## START
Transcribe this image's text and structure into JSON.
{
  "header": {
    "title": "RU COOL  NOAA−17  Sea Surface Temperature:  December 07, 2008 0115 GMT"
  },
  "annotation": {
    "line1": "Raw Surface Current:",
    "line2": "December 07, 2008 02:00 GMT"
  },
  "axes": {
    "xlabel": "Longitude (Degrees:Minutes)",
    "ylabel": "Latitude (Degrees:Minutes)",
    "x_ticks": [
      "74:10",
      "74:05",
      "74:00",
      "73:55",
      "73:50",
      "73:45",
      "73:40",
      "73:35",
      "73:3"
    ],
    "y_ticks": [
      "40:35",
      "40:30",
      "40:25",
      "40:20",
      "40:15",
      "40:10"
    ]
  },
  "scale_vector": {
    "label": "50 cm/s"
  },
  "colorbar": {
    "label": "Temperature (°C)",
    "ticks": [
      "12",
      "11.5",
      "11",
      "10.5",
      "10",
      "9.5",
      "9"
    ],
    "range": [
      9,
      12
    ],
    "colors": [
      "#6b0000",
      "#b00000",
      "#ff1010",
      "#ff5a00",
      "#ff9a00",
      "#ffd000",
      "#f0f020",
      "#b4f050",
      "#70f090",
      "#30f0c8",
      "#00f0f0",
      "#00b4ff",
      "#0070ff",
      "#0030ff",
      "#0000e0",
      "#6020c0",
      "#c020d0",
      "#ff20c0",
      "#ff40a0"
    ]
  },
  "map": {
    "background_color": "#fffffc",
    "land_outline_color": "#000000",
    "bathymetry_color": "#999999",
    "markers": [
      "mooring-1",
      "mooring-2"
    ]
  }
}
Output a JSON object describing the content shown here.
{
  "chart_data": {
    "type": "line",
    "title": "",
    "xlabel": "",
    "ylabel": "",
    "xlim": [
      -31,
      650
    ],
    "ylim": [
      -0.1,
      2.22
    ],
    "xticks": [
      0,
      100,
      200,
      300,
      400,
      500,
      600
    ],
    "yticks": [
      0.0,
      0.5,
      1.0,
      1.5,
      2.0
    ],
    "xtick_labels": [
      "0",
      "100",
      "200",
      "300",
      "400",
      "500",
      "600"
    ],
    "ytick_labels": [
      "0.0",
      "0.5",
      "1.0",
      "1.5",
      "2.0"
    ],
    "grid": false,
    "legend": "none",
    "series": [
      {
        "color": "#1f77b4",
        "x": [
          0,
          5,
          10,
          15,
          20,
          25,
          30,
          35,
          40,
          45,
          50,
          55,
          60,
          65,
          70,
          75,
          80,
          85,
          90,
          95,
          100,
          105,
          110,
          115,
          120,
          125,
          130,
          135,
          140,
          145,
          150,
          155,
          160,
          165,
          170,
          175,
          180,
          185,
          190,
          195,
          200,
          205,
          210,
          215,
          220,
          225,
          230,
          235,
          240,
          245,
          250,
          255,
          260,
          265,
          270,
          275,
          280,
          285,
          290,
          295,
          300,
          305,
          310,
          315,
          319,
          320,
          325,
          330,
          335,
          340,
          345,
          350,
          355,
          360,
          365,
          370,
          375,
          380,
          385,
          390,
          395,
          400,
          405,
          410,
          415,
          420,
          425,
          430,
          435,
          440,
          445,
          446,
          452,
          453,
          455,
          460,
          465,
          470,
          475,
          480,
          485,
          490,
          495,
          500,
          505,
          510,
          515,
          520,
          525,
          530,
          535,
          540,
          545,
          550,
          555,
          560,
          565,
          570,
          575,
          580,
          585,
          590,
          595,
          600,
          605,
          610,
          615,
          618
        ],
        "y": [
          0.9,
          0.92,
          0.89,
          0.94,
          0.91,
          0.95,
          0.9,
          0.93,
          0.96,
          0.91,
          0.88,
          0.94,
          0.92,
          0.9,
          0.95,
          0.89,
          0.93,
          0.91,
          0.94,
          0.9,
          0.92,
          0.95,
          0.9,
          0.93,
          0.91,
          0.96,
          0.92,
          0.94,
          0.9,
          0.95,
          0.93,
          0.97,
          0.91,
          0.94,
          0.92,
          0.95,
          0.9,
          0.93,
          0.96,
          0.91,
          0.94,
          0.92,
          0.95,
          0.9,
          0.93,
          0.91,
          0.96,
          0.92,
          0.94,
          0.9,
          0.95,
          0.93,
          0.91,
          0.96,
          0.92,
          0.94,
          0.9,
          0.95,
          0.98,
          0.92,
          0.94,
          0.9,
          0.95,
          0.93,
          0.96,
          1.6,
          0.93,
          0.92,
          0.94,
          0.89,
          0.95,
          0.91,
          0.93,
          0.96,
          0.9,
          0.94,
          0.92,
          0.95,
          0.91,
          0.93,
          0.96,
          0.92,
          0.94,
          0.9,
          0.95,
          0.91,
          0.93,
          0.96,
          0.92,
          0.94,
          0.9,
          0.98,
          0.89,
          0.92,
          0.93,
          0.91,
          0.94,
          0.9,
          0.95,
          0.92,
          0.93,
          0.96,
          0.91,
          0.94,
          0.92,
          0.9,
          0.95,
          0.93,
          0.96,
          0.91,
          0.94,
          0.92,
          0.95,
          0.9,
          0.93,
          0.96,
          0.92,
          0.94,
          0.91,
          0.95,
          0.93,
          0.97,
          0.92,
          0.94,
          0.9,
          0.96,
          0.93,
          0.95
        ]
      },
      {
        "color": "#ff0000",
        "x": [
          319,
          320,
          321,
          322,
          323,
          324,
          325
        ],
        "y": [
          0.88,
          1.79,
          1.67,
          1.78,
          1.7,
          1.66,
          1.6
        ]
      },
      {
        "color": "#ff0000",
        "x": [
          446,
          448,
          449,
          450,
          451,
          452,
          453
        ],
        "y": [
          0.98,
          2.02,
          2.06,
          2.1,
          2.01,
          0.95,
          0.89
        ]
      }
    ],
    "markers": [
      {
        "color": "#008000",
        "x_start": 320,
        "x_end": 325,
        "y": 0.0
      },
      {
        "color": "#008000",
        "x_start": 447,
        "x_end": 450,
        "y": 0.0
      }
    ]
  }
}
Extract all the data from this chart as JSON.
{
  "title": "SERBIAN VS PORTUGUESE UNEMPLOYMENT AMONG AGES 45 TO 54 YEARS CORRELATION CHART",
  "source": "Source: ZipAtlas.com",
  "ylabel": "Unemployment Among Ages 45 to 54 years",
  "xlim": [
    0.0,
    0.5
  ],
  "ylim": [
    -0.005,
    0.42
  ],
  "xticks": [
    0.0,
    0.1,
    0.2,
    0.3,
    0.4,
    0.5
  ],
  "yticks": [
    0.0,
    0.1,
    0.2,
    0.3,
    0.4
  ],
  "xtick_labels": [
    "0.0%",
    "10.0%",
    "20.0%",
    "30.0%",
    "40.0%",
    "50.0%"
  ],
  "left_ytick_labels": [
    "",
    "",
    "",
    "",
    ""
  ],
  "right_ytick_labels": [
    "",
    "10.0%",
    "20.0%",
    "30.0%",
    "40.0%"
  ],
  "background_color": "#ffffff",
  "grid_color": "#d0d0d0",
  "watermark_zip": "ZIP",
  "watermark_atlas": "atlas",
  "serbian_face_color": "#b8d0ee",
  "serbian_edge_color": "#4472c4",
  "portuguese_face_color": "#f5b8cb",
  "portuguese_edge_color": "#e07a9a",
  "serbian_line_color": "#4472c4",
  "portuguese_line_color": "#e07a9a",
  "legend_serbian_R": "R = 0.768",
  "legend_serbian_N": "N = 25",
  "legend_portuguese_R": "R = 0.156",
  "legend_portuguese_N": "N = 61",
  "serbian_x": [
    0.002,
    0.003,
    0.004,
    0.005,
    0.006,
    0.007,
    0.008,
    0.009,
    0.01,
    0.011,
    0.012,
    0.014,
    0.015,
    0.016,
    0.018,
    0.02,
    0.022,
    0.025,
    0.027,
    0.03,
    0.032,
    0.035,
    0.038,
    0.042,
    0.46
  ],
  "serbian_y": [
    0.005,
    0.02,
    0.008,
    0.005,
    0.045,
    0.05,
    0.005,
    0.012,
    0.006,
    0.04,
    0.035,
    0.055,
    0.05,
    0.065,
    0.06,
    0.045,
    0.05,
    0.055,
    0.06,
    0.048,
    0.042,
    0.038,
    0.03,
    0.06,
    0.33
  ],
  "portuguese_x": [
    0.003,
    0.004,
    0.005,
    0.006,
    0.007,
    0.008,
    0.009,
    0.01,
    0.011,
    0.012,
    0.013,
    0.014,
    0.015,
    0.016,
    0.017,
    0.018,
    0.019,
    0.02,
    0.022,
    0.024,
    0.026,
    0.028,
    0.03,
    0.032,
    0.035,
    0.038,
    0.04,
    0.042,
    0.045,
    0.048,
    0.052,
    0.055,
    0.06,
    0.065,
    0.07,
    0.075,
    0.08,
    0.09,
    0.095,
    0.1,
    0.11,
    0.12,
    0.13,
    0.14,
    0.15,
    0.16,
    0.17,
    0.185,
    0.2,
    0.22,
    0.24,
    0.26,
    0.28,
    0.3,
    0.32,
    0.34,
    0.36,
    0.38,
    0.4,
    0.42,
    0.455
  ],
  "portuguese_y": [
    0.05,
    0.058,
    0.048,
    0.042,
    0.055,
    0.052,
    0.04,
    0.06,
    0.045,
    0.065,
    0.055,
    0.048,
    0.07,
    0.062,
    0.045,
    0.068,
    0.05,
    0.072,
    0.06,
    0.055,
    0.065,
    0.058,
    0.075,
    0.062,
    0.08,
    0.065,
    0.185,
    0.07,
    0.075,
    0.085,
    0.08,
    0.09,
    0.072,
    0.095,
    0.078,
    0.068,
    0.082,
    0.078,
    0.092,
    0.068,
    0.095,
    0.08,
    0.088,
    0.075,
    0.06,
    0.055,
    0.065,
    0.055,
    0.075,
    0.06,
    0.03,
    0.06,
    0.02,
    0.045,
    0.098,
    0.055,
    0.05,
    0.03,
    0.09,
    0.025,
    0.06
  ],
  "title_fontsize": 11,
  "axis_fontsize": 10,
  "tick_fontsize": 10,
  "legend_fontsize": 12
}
## END
| Your objective |
Return every line above in which the string "JSON" occurs.

| Exercise output |
Transcribe this image's text and structure into JSON.
Output a JSON object describing the content shown here.
Extract all the data from this chart as JSON.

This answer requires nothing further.